Requirement -> Each entry has to be copied exactly, with nothing missed.
>> BEGIN
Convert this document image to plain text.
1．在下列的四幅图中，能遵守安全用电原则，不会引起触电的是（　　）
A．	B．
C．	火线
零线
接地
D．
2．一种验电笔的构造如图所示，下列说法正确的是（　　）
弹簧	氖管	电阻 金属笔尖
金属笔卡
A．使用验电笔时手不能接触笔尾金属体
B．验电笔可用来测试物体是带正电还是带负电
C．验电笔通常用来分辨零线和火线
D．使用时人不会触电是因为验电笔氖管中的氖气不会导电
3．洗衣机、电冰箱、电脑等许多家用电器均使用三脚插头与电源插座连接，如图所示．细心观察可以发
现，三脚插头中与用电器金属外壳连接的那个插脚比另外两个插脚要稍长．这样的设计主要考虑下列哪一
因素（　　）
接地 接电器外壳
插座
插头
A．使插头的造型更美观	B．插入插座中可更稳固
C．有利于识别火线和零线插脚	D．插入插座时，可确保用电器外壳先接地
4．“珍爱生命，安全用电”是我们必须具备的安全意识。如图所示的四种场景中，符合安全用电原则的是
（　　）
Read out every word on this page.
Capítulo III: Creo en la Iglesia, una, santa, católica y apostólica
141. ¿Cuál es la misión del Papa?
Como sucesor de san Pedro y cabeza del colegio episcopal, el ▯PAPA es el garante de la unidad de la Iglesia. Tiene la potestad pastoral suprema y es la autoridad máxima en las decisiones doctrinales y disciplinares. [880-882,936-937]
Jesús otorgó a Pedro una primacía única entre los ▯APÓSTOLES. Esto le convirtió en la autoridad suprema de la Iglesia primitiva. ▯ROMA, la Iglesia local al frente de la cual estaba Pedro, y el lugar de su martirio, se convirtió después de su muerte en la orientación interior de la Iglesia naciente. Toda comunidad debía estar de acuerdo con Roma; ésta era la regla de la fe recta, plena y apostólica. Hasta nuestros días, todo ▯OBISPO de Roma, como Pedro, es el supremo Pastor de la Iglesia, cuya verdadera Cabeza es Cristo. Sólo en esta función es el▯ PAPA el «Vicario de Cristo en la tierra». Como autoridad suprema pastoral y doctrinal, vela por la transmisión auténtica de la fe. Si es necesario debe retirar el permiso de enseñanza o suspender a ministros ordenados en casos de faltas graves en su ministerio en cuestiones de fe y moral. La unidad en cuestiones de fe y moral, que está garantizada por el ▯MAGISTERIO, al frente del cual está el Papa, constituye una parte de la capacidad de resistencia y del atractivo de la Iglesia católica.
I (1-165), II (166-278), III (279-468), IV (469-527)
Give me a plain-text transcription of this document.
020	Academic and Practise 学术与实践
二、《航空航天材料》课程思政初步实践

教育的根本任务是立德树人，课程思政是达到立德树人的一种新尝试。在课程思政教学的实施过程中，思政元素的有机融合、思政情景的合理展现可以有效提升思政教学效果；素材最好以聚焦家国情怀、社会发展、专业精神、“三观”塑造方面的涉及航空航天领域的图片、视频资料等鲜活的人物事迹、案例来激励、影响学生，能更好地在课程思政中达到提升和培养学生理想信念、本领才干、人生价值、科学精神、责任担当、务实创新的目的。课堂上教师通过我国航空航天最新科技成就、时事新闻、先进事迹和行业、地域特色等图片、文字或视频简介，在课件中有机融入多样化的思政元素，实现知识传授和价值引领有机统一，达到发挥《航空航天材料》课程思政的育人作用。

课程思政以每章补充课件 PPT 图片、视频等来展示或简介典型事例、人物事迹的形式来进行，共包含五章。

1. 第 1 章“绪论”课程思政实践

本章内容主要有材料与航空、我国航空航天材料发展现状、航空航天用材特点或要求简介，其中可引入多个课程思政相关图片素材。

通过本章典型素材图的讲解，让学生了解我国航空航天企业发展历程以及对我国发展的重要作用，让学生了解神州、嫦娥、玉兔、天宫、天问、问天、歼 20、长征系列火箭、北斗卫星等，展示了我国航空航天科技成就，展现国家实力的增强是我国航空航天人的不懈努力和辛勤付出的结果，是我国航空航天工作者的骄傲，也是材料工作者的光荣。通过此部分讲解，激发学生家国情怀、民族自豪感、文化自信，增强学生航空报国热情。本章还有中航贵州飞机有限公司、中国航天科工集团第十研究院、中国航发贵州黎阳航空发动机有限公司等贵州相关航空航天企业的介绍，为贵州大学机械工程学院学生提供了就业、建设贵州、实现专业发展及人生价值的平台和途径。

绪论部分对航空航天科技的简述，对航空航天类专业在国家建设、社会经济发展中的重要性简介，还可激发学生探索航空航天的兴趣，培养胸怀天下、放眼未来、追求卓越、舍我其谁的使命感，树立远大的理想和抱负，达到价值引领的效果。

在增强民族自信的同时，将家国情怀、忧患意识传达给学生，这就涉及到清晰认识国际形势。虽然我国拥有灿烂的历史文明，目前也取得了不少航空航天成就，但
>> END
Answer to this task ->
Convert this document image to plain text.
1．在下列的四幅图中，能遵守安全用电原则，不会引起触电的是（　　）
A．	B．
C．	火线
零线
接地
D．
2．一种验电笔的构造如图所示，下列说法正确的是（　　）
弹簧	氖管	电阻 金属笔尖
金属笔卡
A．使用验电笔时手不能接触笔尾金属体
B．验电笔可用来测试物体是带正电还是带负电
C．验电笔通常用来分辨零线和火线
D．使用时人不会触电是因为验电笔氖管中的氖气不会导电
3．洗衣机、电冰箱、电脑等许多家用电器均使用三脚插头与电源插座连接，如图所示．细心观察可以发
现，三脚插头中与用电器金属外壳连接的那个插脚比另外两个插脚要稍长．这样的设计主要考虑下列哪一
因素（　　）
接地 接电器外壳
插座
插头
A．使插头的造型更美观	B．插入插座中可更稳固
C．有利于识别火线和零线插脚	D．插入插座时，可确保用电器外壳先接地
4．“珍爱生命，安全用电”是我们必须具备的安全意识。如图所示的四种场景中，符合安全用电原则的是
（　　）
Read out every word on this page.
Capítulo III: Creo en la Iglesia, una, santa, católica y apostólica
141. ¿Cuál es la misión del Papa?
Como sucesor de san Pedro y cabeza del colegio episcopal, el ▯PAPA es el garante de la unidad de la Iglesia. Tiene la potestad pastoral suprema y es la autoridad máxima en las decisiones doctrinales y disciplinares. [880-882,936-937]
Jesús otorgó a Pedro una primacía única entre los ▯APÓSTOLES. Esto le convirtió en la autoridad suprema de la Iglesia primitiva. ▯ROMA, la Iglesia local al frente de la cual estaba Pedro, y el lugar de su martirio, se convirtió después de su muerte en la orientación interior de la Iglesia naciente. Toda comunidad debía estar de acuerdo con Roma; ésta era la regla de la fe recta, plena y apostólica. Hasta nuestros días, todo ▯OBISPO de Roma, como Pedro, es el supremo Pastor de la Iglesia, cuya verdadera Cabeza es Cristo. Sólo en esta función es el▯ PAPA el «Vicario de Cristo en la tierra». Como autoridad suprema pastoral y doctrinal, vela por la transmisión auténtica de la fe. Si es necesario debe retirar el permiso de enseñanza o suspender a ministros ordenados en casos de faltas graves en su ministerio en cuestiones de fe y moral. La unidad en cuestiones de fe y moral, que está garantizada por el ▯MAGISTERIO, al frente del cual está el Papa, constituye una parte de la capacidad de resistencia y del atractivo de la Iglesia católica.
I (1-165), II (166-278), III (279-468), IV (469-527)
Give me a plain-text transcription of this document.
020	Academic and Practise 学术与实践
二、《航空航天材料》课程思政初步实践

教育的根本任务是立德树人，课程思政是达到立德树人的一种新尝试。在课程思政教学的实施过程中，思政元素的有机融合、思政情景的合理展现可以有效提升思政教学效果；素材最好以聚焦家国情怀、社会发展、专业精神、“三观”塑造方面的涉及航空航天领域的图片、视频资料等鲜活的人物事迹、案例来激励、影响学生，能更好地在课程思政中达到提升和培养学生理想信念、本领才干、人生价值、科学精神、责任担当、务实创新的目的。课堂上教师通过我国航空航天最新科技成就、时事新闻、先进事迹和行业、地域特色等图片、文字或视频简介，在课件中有机融入多样化的思政元素，实现知识传授和价值引领有机统一，达到发挥《航空航天材料》课程思政的育人作用。

课程思政以每章补充课件 PPT 图片、视频等来展示或简介典型事例、人物事迹的形式来进行，共包含五章。

1. 第 1 章“绪论”课程思政实践

本章内容主要有材料与航空、我国航空航天材料发展现状、航空航天用材特点或要求简介，其中可引入多个课程思政相关图片素材。

通过本章典型素材图的讲解，让学生了解我国航空航天企业发展历程以及对我国发展的重要作用，让学生了解神州、嫦娥、玉兔、天宫、天问、问天、歼 20、长征系列火箭、北斗卫星等，展示了我国航空航天科技成就，展现国家实力的增强是我国航空航天人的不懈努力和辛勤付出的结果，是我国航空航天工作者的骄傲，也是材料工作者的光荣。通过此部分讲解，激发学生家国情怀、民族自豪感、文化自信，增强学生航空报国热情。本章还有中航贵州飞机有限公司、中国航天科工集团第十研究院、中国航发贵州黎阳航空发动机有限公司等贵州相关航空航天企业的介绍，为贵州大学机械工程学院学生提供了就业、建设贵州、实现专业发展及人生价值的平台和途径。

绪论部分对航空航天科技的简述，对航空航天类专业在国家建设、社会经济发展中的重要性简介，还可激发学生探索航空航天的兴趣，培养胸怀天下、放眼未来、追求卓越、舍我其谁的使命感，树立远大的理想和抱负，达到价值引领的效果。

在增强民族自信的同时，将家国情怀、忧患意识传达给学生，这就涉及到清晰认识国际形势。虽然我国拥有灿烂的历史文明，目前也取得了不少航空航天成就，但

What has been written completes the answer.